(begin)

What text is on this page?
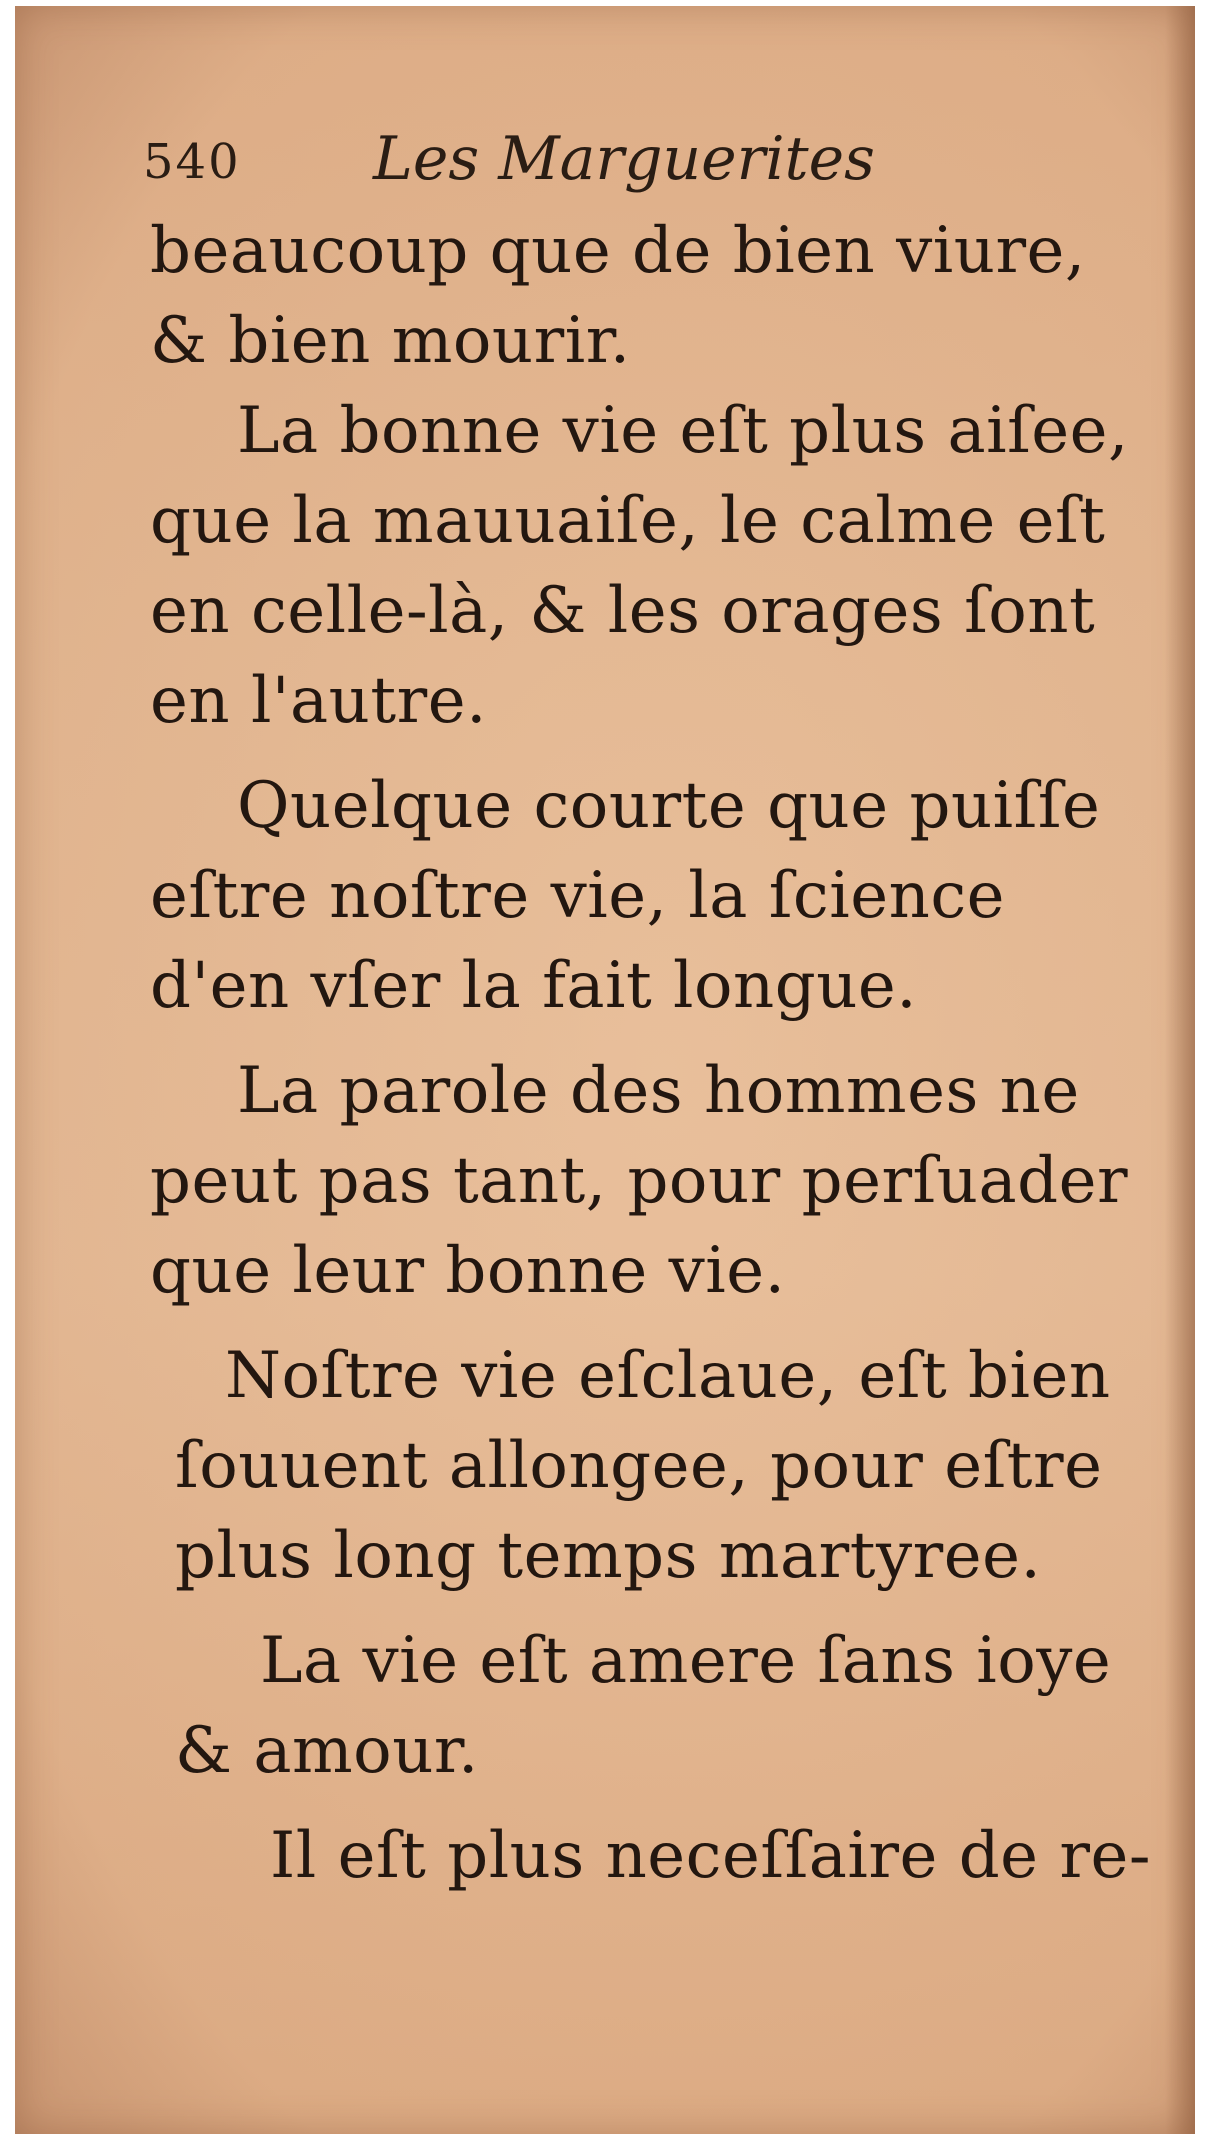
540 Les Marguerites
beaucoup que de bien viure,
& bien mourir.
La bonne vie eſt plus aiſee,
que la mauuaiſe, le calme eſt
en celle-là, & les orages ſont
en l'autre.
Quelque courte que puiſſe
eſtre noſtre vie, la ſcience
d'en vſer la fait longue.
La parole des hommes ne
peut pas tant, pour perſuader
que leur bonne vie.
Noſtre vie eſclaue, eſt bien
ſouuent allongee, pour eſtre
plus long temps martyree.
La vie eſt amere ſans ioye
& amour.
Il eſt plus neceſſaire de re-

(end)

__AIM__:
Copy every line that contains the string "pour".

__EXERCISE OUTPUT__:
peut pas tant, pour perſuader
ſouuent allongee, pour eſtre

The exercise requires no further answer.